"""

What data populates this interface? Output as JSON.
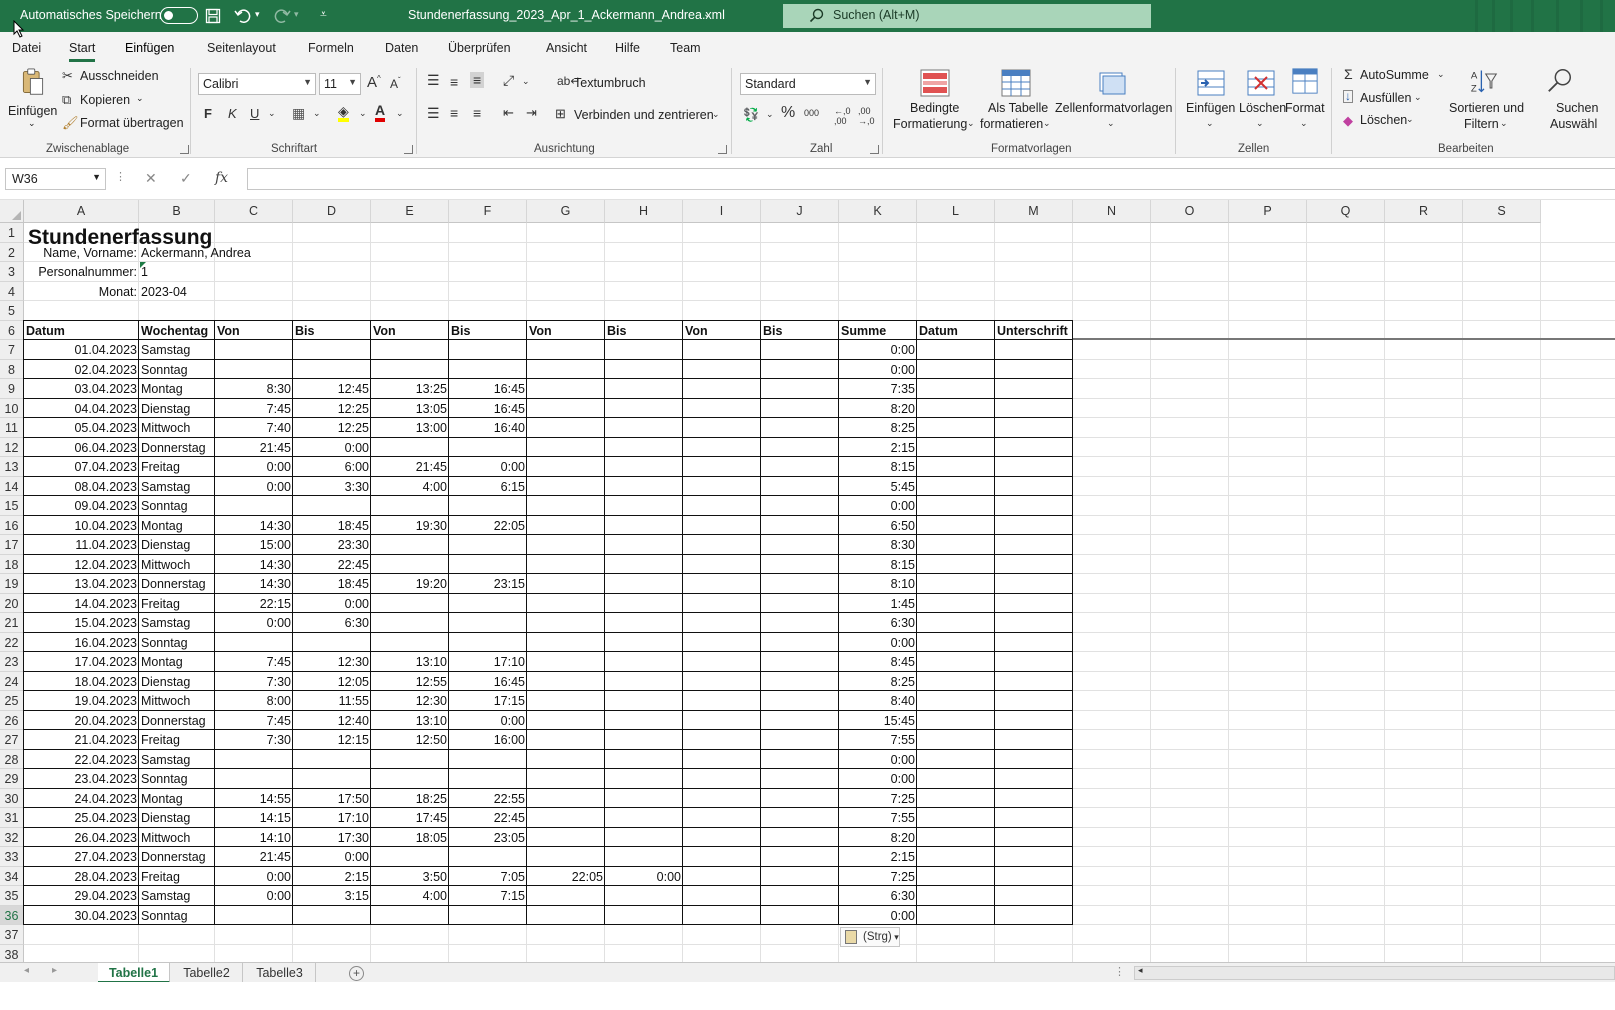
{
  "titlebar": {
    "autosave_label": "Automatisches Speichern",
    "file_title": "Stundenerfassung_2023_Apr_1_Ackermann_Andrea.xml",
    "search_placeholder": "Suchen (Alt+M)"
  },
  "menu_tabs": [
    "Datei",
    "Start",
    "Einfügen",
    "Seitenlayout",
    "Formeln",
    "Daten",
    "Überprüfen",
    "Ansicht",
    "Hilfe",
    "Team"
  ],
  "menu_active": "Start",
  "ribbon": {
    "clipboard": {
      "paste": "Einfügen",
      "cut": "Ausschneiden",
      "copy": "Kopieren",
      "format_painter": "Format übertragen",
      "group": "Zwischenablage"
    },
    "font": {
      "name": "Calibri",
      "size": "11",
      "bold": "F",
      "italic": "K",
      "underline": "U",
      "group": "Schriftart"
    },
    "alignment": {
      "wrap": "Textumbruch",
      "merge": "Verbinden und zentrieren",
      "group": "Ausrichtung"
    },
    "number": {
      "format": "Standard",
      "group": "Zahl"
    },
    "styles": {
      "conditional_1": "Bedingte",
      "conditional_2": "Formatierung",
      "table_1": "Als Tabelle",
      "table_2": "formatieren",
      "cell_styles": "Zellenformatvorlagen",
      "group": "Formatvorlagen"
    },
    "cells": {
      "insert": "Einfügen",
      "delete": "Löschen",
      "format": "Format",
      "group": "Zellen"
    },
    "editing": {
      "autosum": "AutoSumme",
      "fill": "Ausfüllen",
      "clear": "Löschen",
      "sort_1": "Sortieren und",
      "sort_2": "Filtern",
      "find_1": "Suchen",
      "find_2": "Auswähl",
      "group": "Bearbeiten"
    }
  },
  "formula_bar": {
    "name_box": "W36",
    "formula": ""
  },
  "columns": [
    "A",
    "B",
    "C",
    "D",
    "E",
    "F",
    "G",
    "H",
    "I",
    "J",
    "K",
    "L",
    "M",
    "N",
    "O",
    "P",
    "Q",
    "R",
    "S"
  ],
  "sheet": {
    "title": "Stundenerfassung",
    "name_label": "Name, Vorname:",
    "name_value": "Ackermann, Andrea",
    "pnr_label": "Personalnummer:",
    "pnr_value": "1",
    "month_label": "Monat:",
    "month_value": "2023-04",
    "headers": [
      "Datum",
      "Wochentag",
      "Von",
      "Bis",
      "Von",
      "Bis",
      "Von",
      "Bis",
      "Von",
      "Bis",
      "Summe",
      "Datum",
      "Unterschrift"
    ],
    "rows": [
      [
        "01.04.2023",
        "Samstag",
        "",
        "",
        "",
        "",
        "",
        "",
        "",
        "",
        "0:00"
      ],
      [
        "02.04.2023",
        "Sonntag",
        "",
        "",
        "",
        "",
        "",
        "",
        "",
        "",
        "0:00"
      ],
      [
        "03.04.2023",
        "Montag",
        "8:30",
        "12:45",
        "13:25",
        "16:45",
        "",
        "",
        "",
        "",
        "7:35"
      ],
      [
        "04.04.2023",
        "Dienstag",
        "7:45",
        "12:25",
        "13:05",
        "16:45",
        "",
        "",
        "",
        "",
        "8:20"
      ],
      [
        "05.04.2023",
        "Mittwoch",
        "7:40",
        "12:25",
        "13:00",
        "16:40",
        "",
        "",
        "",
        "",
        "8:25"
      ],
      [
        "06.04.2023",
        "Donnerstag",
        "21:45",
        "0:00",
        "",
        "",
        "",
        "",
        "",
        "",
        "2:15"
      ],
      [
        "07.04.2023",
        "Freitag",
        "0:00",
        "6:00",
        "21:45",
        "0:00",
        "",
        "",
        "",
        "",
        "8:15"
      ],
      [
        "08.04.2023",
        "Samstag",
        "0:00",
        "3:30",
        "4:00",
        "6:15",
        "",
        "",
        "",
        "",
        "5:45"
      ],
      [
        "09.04.2023",
        "Sonntag",
        "",
        "",
        "",
        "",
        "",
        "",
        "",
        "",
        "0:00"
      ],
      [
        "10.04.2023",
        "Montag",
        "14:30",
        "18:45",
        "19:30",
        "22:05",
        "",
        "",
        "",
        "",
        "6:50"
      ],
      [
        "11.04.2023",
        "Dienstag",
        "15:00",
        "23:30",
        "",
        "",
        "",
        "",
        "",
        "",
        "8:30"
      ],
      [
        "12.04.2023",
        "Mittwoch",
        "14:30",
        "22:45",
        "",
        "",
        "",
        "",
        "",
        "",
        "8:15"
      ],
      [
        "13.04.2023",
        "Donnerstag",
        "14:30",
        "18:45",
        "19:20",
        "23:15",
        "",
        "",
        "",
        "",
        "8:10"
      ],
      [
        "14.04.2023",
        "Freitag",
        "22:15",
        "0:00",
        "",
        "",
        "",
        "",
        "",
        "",
        "1:45"
      ],
      [
        "15.04.2023",
        "Samstag",
        "0:00",
        "6:30",
        "",
        "",
        "",
        "",
        "",
        "",
        "6:30"
      ],
      [
        "16.04.2023",
        "Sonntag",
        "",
        "",
        "",
        "",
        "",
        "",
        "",
        "",
        "0:00"
      ],
      [
        "17.04.2023",
        "Montag",
        "7:45",
        "12:30",
        "13:10",
        "17:10",
        "",
        "",
        "",
        "",
        "8:45"
      ],
      [
        "18.04.2023",
        "Dienstag",
        "7:30",
        "12:05",
        "12:55",
        "16:45",
        "",
        "",
        "",
        "",
        "8:25"
      ],
      [
        "19.04.2023",
        "Mittwoch",
        "8:00",
        "11:55",
        "12:30",
        "17:15",
        "",
        "",
        "",
        "",
        "8:40"
      ],
      [
        "20.04.2023",
        "Donnerstag",
        "7:45",
        "12:40",
        "13:10",
        "0:00",
        "",
        "",
        "",
        "",
        "15:45"
      ],
      [
        "21.04.2023",
        "Freitag",
        "7:30",
        "12:15",
        "12:50",
        "16:00",
        "",
        "",
        "",
        "",
        "7:55"
      ],
      [
        "22.04.2023",
        "Samstag",
        "",
        "",
        "",
        "",
        "",
        "",
        "",
        "",
        "0:00"
      ],
      [
        "23.04.2023",
        "Sonntag",
        "",
        "",
        "",
        "",
        "",
        "",
        "",
        "",
        "0:00"
      ],
      [
        "24.04.2023",
        "Montag",
        "14:55",
        "17:50",
        "18:25",
        "22:55",
        "",
        "",
        "",
        "",
        "7:25"
      ],
      [
        "25.04.2023",
        "Dienstag",
        "14:15",
        "17:10",
        "17:45",
        "22:45",
        "",
        "",
        "",
        "",
        "7:55"
      ],
      [
        "26.04.2023",
        "Mittwoch",
        "14:10",
        "17:30",
        "18:05",
        "23:05",
        "",
        "",
        "",
        "",
        "8:20"
      ],
      [
        "27.04.2023",
        "Donnerstag",
        "21:45",
        "0:00",
        "",
        "",
        "",
        "",
        "",
        "",
        "2:15"
      ],
      [
        "28.04.2023",
        "Freitag",
        "0:00",
        "2:15",
        "3:50",
        "7:05",
        "22:05",
        "0:00",
        "",
        "",
        "7:25"
      ],
      [
        "29.04.2023",
        "Samstag",
        "0:00",
        "3:15",
        "4:00",
        "7:15",
        "",
        "",
        "",
        "",
        "6:30"
      ],
      [
        "30.04.2023",
        "Sonntag",
        "",
        "",
        "",
        "",
        "",
        "",
        "",
        "",
        "0:00"
      ]
    ]
  },
  "paste_options": "(Strg)",
  "sheet_tabs": [
    "Tabelle1",
    "Tabelle2",
    "Tabelle3"
  ],
  "active_sheet": "Tabelle1",
  "selected_row": "36",
  "colors": {
    "accent": "#217346",
    "search_box": "#a9d5b9"
  }
}
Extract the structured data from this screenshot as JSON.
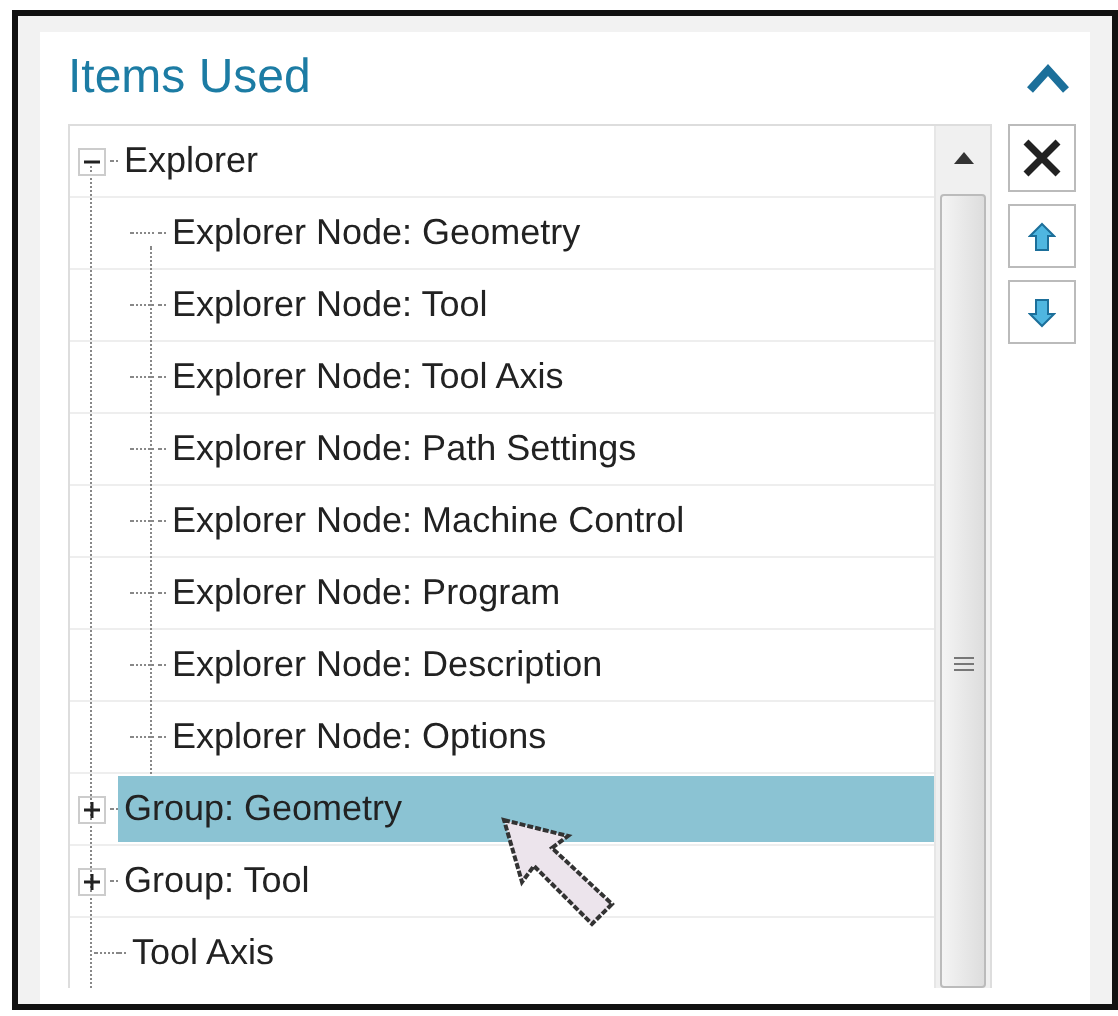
{
  "panel": {
    "title": "Items Used",
    "expanded": true
  },
  "tree": [
    {
      "label": "Explorer",
      "kind": "node",
      "expanded": true,
      "selected": false,
      "children": [
        {
          "label": "Explorer Node: Geometry",
          "kind": "leaf",
          "selected": false
        },
        {
          "label": "Explorer Node: Tool",
          "kind": "leaf",
          "selected": false
        },
        {
          "label": "Explorer Node: Tool Axis",
          "kind": "leaf",
          "selected": false
        },
        {
          "label": "Explorer Node: Path Settings",
          "kind": "leaf",
          "selected": false
        },
        {
          "label": "Explorer Node: Machine Control",
          "kind": "leaf",
          "selected": false
        },
        {
          "label": "Explorer Node: Program",
          "kind": "leaf",
          "selected": false
        },
        {
          "label": "Explorer Node: Description",
          "kind": "leaf",
          "selected": false
        },
        {
          "label": "Explorer Node: Options",
          "kind": "leaf",
          "selected": false
        }
      ]
    },
    {
      "label": "Group: Geometry",
      "kind": "node",
      "expanded": false,
      "selected": true
    },
    {
      "label": "Group: Tool",
      "kind": "node",
      "expanded": false,
      "selected": false
    },
    {
      "label": "Tool Axis",
      "kind": "leaf",
      "selected": false
    }
  ]
}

"""

THE PROBLEM ▸ Go through the records. Copy each line where "this" appears.

EXERCISE OUTPUT ▸
What data populates this interface? Output as JSON.
Extract the structured data from this screenshot as JSON.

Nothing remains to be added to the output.